- _What the exercise asks_
Write out the whole of the material exactly.

begin Working data

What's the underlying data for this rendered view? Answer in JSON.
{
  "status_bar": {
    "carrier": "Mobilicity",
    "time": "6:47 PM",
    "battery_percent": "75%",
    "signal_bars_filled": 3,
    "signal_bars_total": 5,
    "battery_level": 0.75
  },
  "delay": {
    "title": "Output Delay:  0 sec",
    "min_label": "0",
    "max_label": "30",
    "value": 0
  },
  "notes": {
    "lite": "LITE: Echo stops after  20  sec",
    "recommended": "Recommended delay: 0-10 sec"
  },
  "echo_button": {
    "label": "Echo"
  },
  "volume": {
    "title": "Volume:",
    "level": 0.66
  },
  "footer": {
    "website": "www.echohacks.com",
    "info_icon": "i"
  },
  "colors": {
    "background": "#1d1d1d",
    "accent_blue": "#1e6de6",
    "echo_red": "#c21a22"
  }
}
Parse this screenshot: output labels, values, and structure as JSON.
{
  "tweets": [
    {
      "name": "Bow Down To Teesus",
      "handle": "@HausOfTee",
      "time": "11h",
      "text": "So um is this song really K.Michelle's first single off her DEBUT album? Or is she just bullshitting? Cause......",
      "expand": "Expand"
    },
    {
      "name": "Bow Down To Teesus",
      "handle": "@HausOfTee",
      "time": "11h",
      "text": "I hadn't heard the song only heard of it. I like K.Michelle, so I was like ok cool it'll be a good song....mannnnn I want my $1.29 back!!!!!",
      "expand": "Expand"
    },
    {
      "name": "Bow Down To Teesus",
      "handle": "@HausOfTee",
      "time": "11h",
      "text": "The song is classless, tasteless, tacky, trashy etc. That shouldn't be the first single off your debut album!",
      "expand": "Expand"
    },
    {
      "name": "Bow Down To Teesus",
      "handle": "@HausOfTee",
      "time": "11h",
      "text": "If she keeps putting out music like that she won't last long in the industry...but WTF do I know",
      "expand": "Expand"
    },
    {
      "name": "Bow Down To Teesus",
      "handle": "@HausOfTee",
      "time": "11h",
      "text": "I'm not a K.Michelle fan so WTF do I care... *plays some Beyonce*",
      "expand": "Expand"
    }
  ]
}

end Working data

- _Full response_
What's the underlying data for this rendered view? Answer in JSON.
{
  "status_bar": {
    "carrier": "Mobilicity",
    "time": "6:47 PM",
    "battery_percent": "75%",
    "signal_bars_filled": 3,
    "signal_bars_total": 5,
    "battery_level": 0.75
  },
  "delay": {
    "title": "Output Delay:  0 sec",
    "min_label": "0",
    "max_label": "30",
    "value": 0
  },
  "notes": {
    "lite": "LITE: Echo stops after  20  sec",
    "recommended": "Recommended delay: 0-10 sec"
  },
  "echo_button": {
    "label": "Echo"
  },
  "volume": {
    "title": "Volume:",
    "level": 0.66
  },
  "footer": {
    "website": "www.echohacks.com",
    "info_icon": "i"
  },
  "colors": {
    "background": "#1d1d1d",
    "accent_blue": "#1e6de6",
    "echo_red": "#c21a22"
  }
}
Parse this screenshot: output labels, values, and structure as JSON.
{
  "tweets": [
    {
      "name": "Bow Down To Teesus",
      "handle": "@HausOfTee",
      "time": "11h",
      "text": "So um is this song really K.Michelle's first single off her DEBUT album? Or is she just bullshitting? Cause......",
      "expand": "Expand"
    },
    {
      "name": "Bow Down To Teesus",
      "handle": "@HausOfTee",
      "time": "11h",
      "text": "I hadn't heard the song only heard of it. I like K.Michelle, so I was like ok cool it'll be a good song....mannnnn I want my $1.29 back!!!!!",
      "expand": "Expand"
    },
    {
      "name": "Bow Down To Teesus",
      "handle": "@HausOfTee",
      "time": "11h",
      "text": "The song is classless, tasteless, tacky, trashy etc. That shouldn't be the first single off your debut album!",
      "expand": "Expand"
    },
    {
      "name": "Bow Down To Teesus",
      "handle": "@HausOfTee",
      "time": "11h",
      "text": "If she keeps putting out music like that she won't last long in the industry...but WTF do I know",
      "expand": "Expand"
    },
    {
      "name": "Bow Down To Teesus",
      "handle": "@HausOfTee",
      "time": "11h",
      "text": "I'm not a K.Michelle fan so WTF do I care... *plays some Beyonce*",
      "expand": "Expand"
    }
  ]
}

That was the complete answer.